Records:
○ ○ ○ ○
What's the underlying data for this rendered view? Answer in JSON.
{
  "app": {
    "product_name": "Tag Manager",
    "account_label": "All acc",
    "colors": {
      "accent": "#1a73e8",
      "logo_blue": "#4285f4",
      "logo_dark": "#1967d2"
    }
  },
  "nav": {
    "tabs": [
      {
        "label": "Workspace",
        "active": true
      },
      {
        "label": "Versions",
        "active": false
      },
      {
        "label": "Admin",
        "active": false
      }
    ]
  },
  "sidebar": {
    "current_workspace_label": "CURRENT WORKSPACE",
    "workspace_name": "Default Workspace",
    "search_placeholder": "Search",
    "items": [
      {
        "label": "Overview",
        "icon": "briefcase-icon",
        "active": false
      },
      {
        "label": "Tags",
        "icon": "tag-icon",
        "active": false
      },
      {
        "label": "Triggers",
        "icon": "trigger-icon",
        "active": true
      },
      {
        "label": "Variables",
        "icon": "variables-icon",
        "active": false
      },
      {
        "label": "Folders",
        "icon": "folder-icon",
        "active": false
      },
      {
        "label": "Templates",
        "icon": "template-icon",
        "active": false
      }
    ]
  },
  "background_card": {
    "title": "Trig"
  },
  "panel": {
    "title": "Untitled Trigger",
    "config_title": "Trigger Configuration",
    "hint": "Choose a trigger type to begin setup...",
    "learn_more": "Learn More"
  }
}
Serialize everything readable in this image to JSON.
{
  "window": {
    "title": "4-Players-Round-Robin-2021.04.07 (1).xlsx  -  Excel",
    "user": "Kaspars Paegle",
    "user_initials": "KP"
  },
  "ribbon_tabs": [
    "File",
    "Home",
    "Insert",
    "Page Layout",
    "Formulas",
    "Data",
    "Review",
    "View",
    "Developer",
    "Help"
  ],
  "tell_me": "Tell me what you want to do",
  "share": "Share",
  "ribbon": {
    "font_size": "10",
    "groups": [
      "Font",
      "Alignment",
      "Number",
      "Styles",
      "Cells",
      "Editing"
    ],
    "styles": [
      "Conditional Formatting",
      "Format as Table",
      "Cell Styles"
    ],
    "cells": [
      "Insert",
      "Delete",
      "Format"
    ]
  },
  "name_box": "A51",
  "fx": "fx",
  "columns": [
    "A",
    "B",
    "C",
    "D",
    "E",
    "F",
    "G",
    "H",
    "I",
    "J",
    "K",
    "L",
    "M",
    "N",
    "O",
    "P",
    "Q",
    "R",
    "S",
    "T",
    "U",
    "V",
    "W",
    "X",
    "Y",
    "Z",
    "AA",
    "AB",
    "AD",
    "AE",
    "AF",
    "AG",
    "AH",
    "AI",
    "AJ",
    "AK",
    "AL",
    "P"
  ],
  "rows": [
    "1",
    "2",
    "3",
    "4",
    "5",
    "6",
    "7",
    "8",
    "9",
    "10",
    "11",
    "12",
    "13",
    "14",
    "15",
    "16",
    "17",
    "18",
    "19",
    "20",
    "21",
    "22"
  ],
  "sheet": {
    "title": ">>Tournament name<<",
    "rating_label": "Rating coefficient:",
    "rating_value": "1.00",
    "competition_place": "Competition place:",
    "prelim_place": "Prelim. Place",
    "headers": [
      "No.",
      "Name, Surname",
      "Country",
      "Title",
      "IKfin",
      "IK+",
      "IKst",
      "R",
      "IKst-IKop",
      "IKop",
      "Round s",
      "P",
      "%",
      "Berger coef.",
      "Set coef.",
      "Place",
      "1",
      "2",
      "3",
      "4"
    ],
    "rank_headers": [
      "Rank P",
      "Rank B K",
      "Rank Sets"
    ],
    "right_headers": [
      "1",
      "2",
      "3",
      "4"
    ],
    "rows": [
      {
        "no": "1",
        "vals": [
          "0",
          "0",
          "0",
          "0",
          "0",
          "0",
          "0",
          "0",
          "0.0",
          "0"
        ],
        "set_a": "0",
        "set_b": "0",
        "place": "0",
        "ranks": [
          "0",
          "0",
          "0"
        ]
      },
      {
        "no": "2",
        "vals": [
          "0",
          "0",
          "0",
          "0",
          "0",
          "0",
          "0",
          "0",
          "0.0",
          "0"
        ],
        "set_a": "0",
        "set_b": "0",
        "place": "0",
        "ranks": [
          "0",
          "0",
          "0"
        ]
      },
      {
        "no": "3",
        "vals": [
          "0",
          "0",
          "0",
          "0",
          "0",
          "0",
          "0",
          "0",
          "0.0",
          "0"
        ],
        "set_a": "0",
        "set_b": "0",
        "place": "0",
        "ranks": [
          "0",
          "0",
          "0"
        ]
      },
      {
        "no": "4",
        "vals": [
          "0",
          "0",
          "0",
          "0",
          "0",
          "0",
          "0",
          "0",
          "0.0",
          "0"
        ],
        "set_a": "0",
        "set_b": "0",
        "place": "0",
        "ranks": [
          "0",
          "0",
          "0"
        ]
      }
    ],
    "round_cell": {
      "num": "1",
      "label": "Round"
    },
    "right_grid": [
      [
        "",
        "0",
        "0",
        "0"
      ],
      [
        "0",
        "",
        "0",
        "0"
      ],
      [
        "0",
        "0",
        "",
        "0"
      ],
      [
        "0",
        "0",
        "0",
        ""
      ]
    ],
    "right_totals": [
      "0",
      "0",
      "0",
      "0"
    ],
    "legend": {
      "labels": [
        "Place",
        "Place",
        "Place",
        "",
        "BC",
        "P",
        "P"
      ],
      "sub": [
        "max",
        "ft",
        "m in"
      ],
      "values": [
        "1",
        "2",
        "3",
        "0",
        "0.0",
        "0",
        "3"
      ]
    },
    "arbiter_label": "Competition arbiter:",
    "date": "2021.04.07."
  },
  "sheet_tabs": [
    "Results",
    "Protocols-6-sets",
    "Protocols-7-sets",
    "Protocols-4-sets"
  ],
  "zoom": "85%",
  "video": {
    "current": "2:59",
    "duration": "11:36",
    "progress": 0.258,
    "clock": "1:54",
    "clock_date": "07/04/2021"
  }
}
○ ○ ○ ○
Goal → Output the lines above verbatim and in full.

The answer →
What's the underlying data for this rendered view? Answer in JSON.
{
  "app": {
    "product_name": "Tag Manager",
    "account_label": "All acc",
    "colors": {
      "accent": "#1a73e8",
      "logo_blue": "#4285f4",
      "logo_dark": "#1967d2"
    }
  },
  "nav": {
    "tabs": [
      {
        "label": "Workspace",
        "active": true
      },
      {
        "label": "Versions",
        "active": false
      },
      {
        "label": "Admin",
        "active": false
      }
    ]
  },
  "sidebar": {
    "current_workspace_label": "CURRENT WORKSPACE",
    "workspace_name": "Default Workspace",
    "search_placeholder": "Search",
    "items": [
      {
        "label": "Overview",
        "icon": "briefcase-icon",
        "active": false
      },
      {
        "label": "Tags",
        "icon": "tag-icon",
        "active": false
      },
      {
        "label": "Triggers",
        "icon": "trigger-icon",
        "active": true
      },
      {
        "label": "Variables",
        "icon": "variables-icon",
        "active": false
      },
      {
        "label": "Folders",
        "icon": "folder-icon",
        "active": false
      },
      {
        "label": "Templates",
        "icon": "template-icon",
        "active": false
      }
    ]
  },
  "background_card": {
    "title": "Trig"
  },
  "panel": {
    "title": "Untitled Trigger",
    "config_title": "Trigger Configuration",
    "hint": "Choose a trigger type to begin setup...",
    "learn_more": "Learn More"
  }
}
Serialize everything readable in this image to JSON.
{
  "window": {
    "title": "4-Players-Round-Robin-2021.04.07 (1).xlsx  -  Excel",
    "user": "Kaspars Paegle",
    "user_initials": "KP"
  },
  "ribbon_tabs": [
    "File",
    "Home",
    "Insert",
    "Page Layout",
    "Formulas",
    "Data",
    "Review",
    "View",
    "Developer",
    "Help"
  ],
  "tell_me": "Tell me what you want to do",
  "share": "Share",
  "ribbon": {
    "font_size": "10",
    "groups": [
      "Font",
      "Alignment",
      "Number",
      "Styles",
      "Cells",
      "Editing"
    ],
    "styles": [
      "Conditional Formatting",
      "Format as Table",
      "Cell Styles"
    ],
    "cells": [
      "Insert",
      "Delete",
      "Format"
    ]
  },
  "name_box": "A51",
  "fx": "fx",
  "columns": [
    "A",
    "B",
    "C",
    "D",
    "E",
    "F",
    "G",
    "H",
    "I",
    "J",
    "K",
    "L",
    "M",
    "N",
    "O",
    "P",
    "Q",
    "R",
    "S",
    "T",
    "U",
    "V",
    "W",
    "X",
    "Y",
    "Z",
    "AA",
    "AB",
    "AD",
    "AE",
    "AF",
    "AG",
    "AH",
    "AI",
    "AJ",
    "AK",
    "AL",
    "P"
  ],
  "rows": [
    "1",
    "2",
    "3",
    "4",
    "5",
    "6",
    "7",
    "8",
    "9",
    "10",
    "11",
    "12",
    "13",
    "14",
    "15",
    "16",
    "17",
    "18",
    "19",
    "20",
    "21",
    "22"
  ],
  "sheet": {
    "title": ">>Tournament name<<",
    "rating_label": "Rating coefficient:",
    "rating_value": "1.00",
    "competition_place": "Competition place:",
    "prelim_place": "Prelim. Place",
    "headers": [
      "No.",
      "Name, Surname",
      "Country",
      "Title",
      "IKfin",
      "IK+",
      "IKst",
      "R",
      "IKst-IKop",
      "IKop",
      "Round s",
      "P",
      "%",
      "Berger coef.",
      "Set coef.",
      "Place",
      "1",
      "2",
      "3",
      "4"
    ],
    "rank_headers": [
      "Rank P",
      "Rank B K",
      "Rank Sets"
    ],
    "right_headers": [
      "1",
      "2",
      "3",
      "4"
    ],
    "rows": [
      {
        "no": "1",
        "vals": [
          "0",
          "0",
          "0",
          "0",
          "0",
          "0",
          "0",
          "0",
          "0.0",
          "0"
        ],
        "set_a": "0",
        "set_b": "0",
        "place": "0",
        "ranks": [
          "0",
          "0",
          "0"
        ]
      },
      {
        "no": "2",
        "vals": [
          "0",
          "0",
          "0",
          "0",
          "0",
          "0",
          "0",
          "0",
          "0.0",
          "0"
        ],
        "set_a": "0",
        "set_b": "0",
        "place": "0",
        "ranks": [
          "0",
          "0",
          "0"
        ]
      },
      {
        "no": "3",
        "vals": [
          "0",
          "0",
          "0",
          "0",
          "0",
          "0",
          "0",
          "0",
          "0.0",
          "0"
        ],
        "set_a": "0",
        "set_b": "0",
        "place": "0",
        "ranks": [
          "0",
          "0",
          "0"
        ]
      },
      {
        "no": "4",
        "vals": [
          "0",
          "0",
          "0",
          "0",
          "0",
          "0",
          "0",
          "0",
          "0.0",
          "0"
        ],
        "set_a": "0",
        "set_b": "0",
        "place": "0",
        "ranks": [
          "0",
          "0",
          "0"
        ]
      }
    ],
    "round_cell": {
      "num": "1",
      "label": "Round"
    },
    "right_grid": [
      [
        "",
        "0",
        "0",
        "0"
      ],
      [
        "0",
        "",
        "0",
        "0"
      ],
      [
        "0",
        "0",
        "",
        "0"
      ],
      [
        "0",
        "0",
        "0",
        ""
      ]
    ],
    "right_totals": [
      "0",
      "0",
      "0",
      "0"
    ],
    "legend": {
      "labels": [
        "Place",
        "Place",
        "Place",
        "",
        "BC",
        "P",
        "P"
      ],
      "sub": [
        "max",
        "ft",
        "m in"
      ],
      "values": [
        "1",
        "2",
        "3",
        "0",
        "0.0",
        "0",
        "3"
      ]
    },
    "arbiter_label": "Competition arbiter:",
    "date": "2021.04.07."
  },
  "sheet_tabs": [
    "Results",
    "Protocols-6-sets",
    "Protocols-7-sets",
    "Protocols-4-sets"
  ],
  "zoom": "85%",
  "video": {
    "current": "2:59",
    "duration": "11:36",
    "progress": 0.258,
    "clock": "1:54",
    "clock_date": "07/04/2021"
  }
}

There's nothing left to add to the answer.